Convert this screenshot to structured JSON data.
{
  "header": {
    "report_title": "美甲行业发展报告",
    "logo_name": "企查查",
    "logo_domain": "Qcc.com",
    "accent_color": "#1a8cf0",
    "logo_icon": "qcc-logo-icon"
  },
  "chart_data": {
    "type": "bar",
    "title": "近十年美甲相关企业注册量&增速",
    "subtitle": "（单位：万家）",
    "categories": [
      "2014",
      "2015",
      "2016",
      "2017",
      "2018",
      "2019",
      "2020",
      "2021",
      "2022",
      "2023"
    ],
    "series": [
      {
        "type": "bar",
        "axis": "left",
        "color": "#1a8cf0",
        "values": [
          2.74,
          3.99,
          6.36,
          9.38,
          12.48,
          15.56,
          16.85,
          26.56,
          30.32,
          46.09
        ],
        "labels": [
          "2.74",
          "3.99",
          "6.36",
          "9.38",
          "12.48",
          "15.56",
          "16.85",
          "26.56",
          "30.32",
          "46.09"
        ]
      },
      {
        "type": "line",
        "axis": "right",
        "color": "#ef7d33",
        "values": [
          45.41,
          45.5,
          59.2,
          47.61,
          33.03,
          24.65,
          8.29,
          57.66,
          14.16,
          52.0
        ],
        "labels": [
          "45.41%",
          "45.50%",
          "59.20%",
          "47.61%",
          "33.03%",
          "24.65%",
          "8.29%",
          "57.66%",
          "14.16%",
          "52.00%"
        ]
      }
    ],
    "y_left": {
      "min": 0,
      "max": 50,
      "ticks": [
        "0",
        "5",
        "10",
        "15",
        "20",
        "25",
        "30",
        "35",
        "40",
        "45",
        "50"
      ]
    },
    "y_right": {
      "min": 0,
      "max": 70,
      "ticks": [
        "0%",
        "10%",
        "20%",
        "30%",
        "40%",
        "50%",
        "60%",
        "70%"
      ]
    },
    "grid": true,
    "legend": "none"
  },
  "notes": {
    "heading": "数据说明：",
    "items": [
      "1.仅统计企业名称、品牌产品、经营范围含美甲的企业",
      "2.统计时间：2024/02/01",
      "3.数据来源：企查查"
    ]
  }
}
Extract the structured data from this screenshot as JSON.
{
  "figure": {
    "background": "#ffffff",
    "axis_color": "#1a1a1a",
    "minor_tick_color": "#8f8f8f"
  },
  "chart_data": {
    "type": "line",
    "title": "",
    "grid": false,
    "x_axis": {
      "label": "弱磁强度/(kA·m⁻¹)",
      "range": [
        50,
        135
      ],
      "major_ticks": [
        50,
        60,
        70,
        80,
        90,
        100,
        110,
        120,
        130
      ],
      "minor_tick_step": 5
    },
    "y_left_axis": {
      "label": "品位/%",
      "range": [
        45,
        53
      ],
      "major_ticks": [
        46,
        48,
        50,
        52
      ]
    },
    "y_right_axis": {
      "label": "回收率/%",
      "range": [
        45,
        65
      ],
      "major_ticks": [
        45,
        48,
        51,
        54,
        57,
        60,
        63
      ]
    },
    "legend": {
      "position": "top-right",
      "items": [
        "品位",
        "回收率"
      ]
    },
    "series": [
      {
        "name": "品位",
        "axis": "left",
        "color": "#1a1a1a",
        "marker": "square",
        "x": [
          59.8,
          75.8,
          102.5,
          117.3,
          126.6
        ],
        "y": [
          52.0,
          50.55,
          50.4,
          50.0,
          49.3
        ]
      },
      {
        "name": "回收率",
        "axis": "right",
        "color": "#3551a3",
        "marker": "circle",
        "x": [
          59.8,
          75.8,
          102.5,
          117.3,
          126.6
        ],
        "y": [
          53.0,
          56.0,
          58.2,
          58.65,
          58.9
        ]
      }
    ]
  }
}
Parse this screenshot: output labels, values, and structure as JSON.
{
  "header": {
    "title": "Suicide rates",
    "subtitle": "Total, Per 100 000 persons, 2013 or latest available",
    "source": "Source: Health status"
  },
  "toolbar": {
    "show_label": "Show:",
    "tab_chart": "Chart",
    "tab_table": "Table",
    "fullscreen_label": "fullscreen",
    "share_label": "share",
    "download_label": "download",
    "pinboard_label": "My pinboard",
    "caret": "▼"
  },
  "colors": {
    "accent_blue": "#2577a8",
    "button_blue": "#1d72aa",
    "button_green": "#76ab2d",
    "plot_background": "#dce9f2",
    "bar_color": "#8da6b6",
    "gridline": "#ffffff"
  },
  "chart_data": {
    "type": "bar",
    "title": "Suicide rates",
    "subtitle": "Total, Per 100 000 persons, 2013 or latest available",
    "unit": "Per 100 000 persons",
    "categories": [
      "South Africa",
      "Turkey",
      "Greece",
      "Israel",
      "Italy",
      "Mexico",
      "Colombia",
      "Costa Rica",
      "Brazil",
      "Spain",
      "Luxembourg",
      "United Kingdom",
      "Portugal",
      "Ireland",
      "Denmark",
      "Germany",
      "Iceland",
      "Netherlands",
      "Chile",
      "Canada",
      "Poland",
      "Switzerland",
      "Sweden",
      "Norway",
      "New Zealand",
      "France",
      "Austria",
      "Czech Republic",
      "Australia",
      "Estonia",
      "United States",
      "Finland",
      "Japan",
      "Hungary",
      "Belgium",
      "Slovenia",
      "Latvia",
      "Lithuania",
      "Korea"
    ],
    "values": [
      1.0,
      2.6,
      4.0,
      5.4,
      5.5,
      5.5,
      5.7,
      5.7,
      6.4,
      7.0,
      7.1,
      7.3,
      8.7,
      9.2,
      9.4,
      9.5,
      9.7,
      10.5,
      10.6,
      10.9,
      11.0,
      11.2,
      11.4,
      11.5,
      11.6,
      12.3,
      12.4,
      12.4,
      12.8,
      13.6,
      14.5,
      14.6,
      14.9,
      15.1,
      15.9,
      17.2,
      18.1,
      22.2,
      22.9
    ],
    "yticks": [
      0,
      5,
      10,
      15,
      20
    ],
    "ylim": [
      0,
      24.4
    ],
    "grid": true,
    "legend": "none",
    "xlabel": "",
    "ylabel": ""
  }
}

• [What is needed] Scan the lines for the string "ffffff". Copy out each line that matches.

• [Complete output]
    "background": "#ffffff",
    "gridline": "#ffffff"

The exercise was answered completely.